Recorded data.
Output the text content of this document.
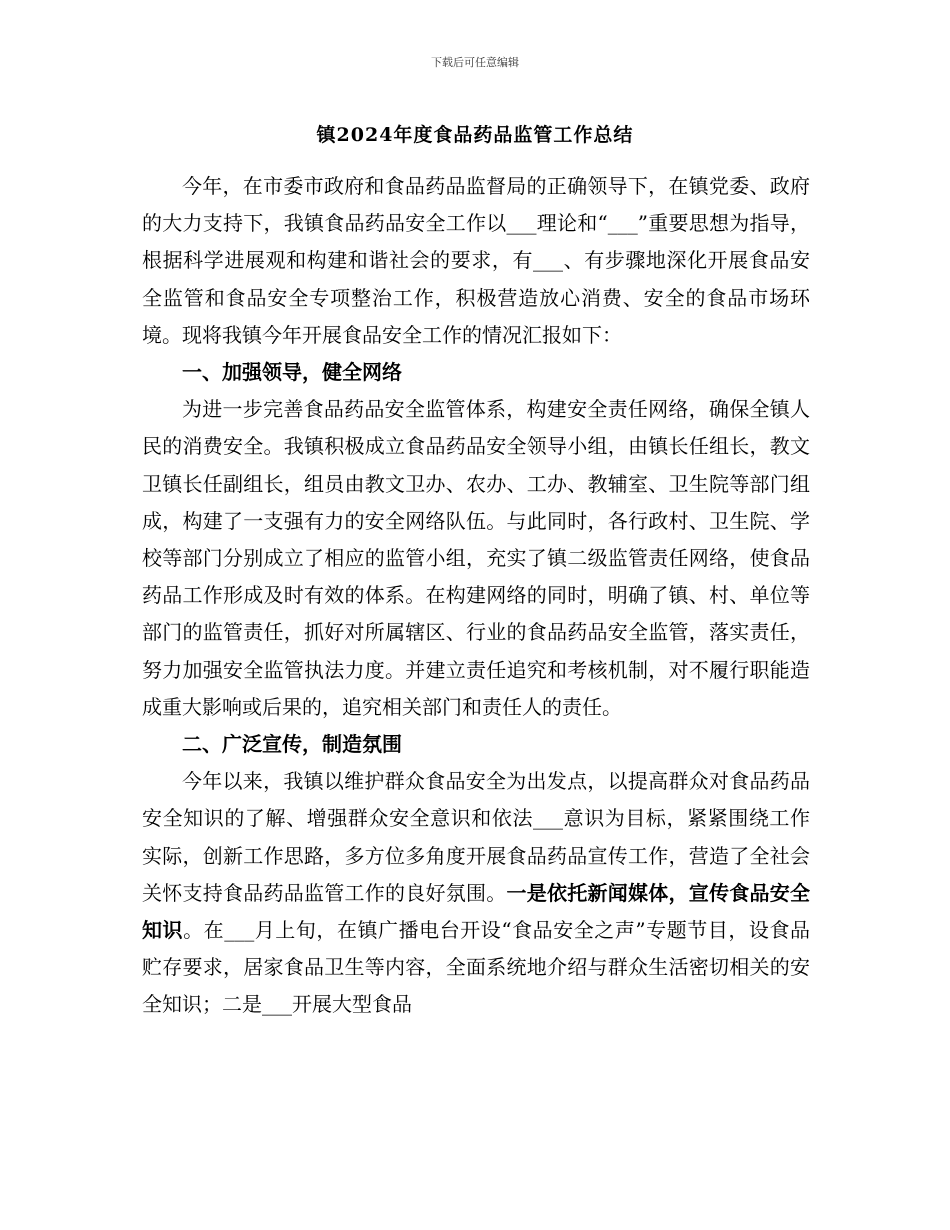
下载后可任意编辑
镇2024年度食品药品监管工作总结

今年，在市委市政府和食品药品监督局的正确领导下，在镇党委、政府的大力支持下，我镇食品药品安全工作以___理论和“___”重要思想为指导，根据科学进展观和构建和谐社会的要求，有___、有步骤地深化开展食品安全监管和食品安全专项整治工作，积极营造放心消费、安全的食品市场环境。现将我镇今年开展食品安全工作的情况汇报如下：

一、加强领导，健全网络

为进一步完善食品药品安全监管体系，构建安全责任网络，确保全镇人民的消费安全。我镇积极成立食品药品安全领导小组，由镇长任组长，教文卫镇长任副组长，组员由教文卫办、农办、工办、教辅室、卫生院等部门组成，构建了一支强有力的安全网络队伍。与此同时，各行政村、卫生院、学校等部门分别成立了相应的监管小组，充实了镇二级监管责任网络，使食品药品工作形成及时有效的体系。在构建网络的同时，明确了镇、村、单位等部门的监管责任，抓好对所属辖区、行业的食品药品安全监管，落实责任，努力加强安全监管执法力度。并建立责任追究和考核机制，对不履行职能造成重大影响或后果的，追究相关部门和责任人的责任。

二、广泛宣传，制造氛围

今年以来，我镇以维护群众食品安全为出发点，以提高群众对食品药品安全知识的了解、增强群众安全意识和依法___意识为目标，紧紧围绕工作实际，创新工作思路，多方位多角度开展食品药品宣传工作，营造了全社会关怀支持食品药品监管工作的良好氛围。一是依托新闻媒体，宣传食品安全知识。在___月上旬，在镇广播电台开设“食品安全之声”专题节目，设食品贮存要求，居家食品卫生等内容，全面系统地介绍与群众生活密切相关的安全知识；二是___开展大型食品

Set problem. Transcribe every record above exactly as written, leaving out any pictures.

Correct answer.
Output the text content of this document.
下载后可任意编辑
镇2024年度食品药品监管工作总结

今年，在市委市政府和食品药品监督局的正确领导下，在镇党委、政府的大力支持下，我镇食品药品安全工作以___理论和“___”重要思想为指导，根据科学进展观和构建和谐社会的要求，有___、有步骤地深化开展食品安全监管和食品安全专项整治工作，积极营造放心消费、安全的食品市场环境。现将我镇今年开展食品安全工作的情况汇报如下：

一、加强领导，健全网络

为进一步完善食品药品安全监管体系，构建安全责任网络，确保全镇人民的消费安全。我镇积极成立食品药品安全领导小组，由镇长任组长，教文卫镇长任副组长，组员由教文卫办、农办、工办、教辅室、卫生院等部门组成，构建了一支强有力的安全网络队伍。与此同时，各行政村、卫生院、学校等部门分别成立了相应的监管小组，充实了镇二级监管责任网络，使食品药品工作形成及时有效的体系。在构建网络的同时，明确了镇、村、单位等部门的监管责任，抓好对所属辖区、行业的食品药品安全监管，落实责任，努力加强安全监管执法力度。并建立责任追究和考核机制，对不履行职能造成重大影响或后果的，追究相关部门和责任人的责任。

二、广泛宣传，制造氛围

今年以来，我镇以维护群众食品安全为出发点，以提高群众对食品药品安全知识的了解、增强群众安全意识和依法___意识为目标，紧紧围绕工作实际，创新工作思路，多方位多角度开展食品药品宣传工作，营造了全社会关怀支持食品药品监管工作的良好氛围。一是依托新闻媒体，宣传食品安全知识。在___月上旬，在镇广播电台开设“食品安全之声”专题节目，设食品贮存要求，居家食品卫生等内容，全面系统地介绍与群众生活密切相关的安全知识；二是___开展大型食品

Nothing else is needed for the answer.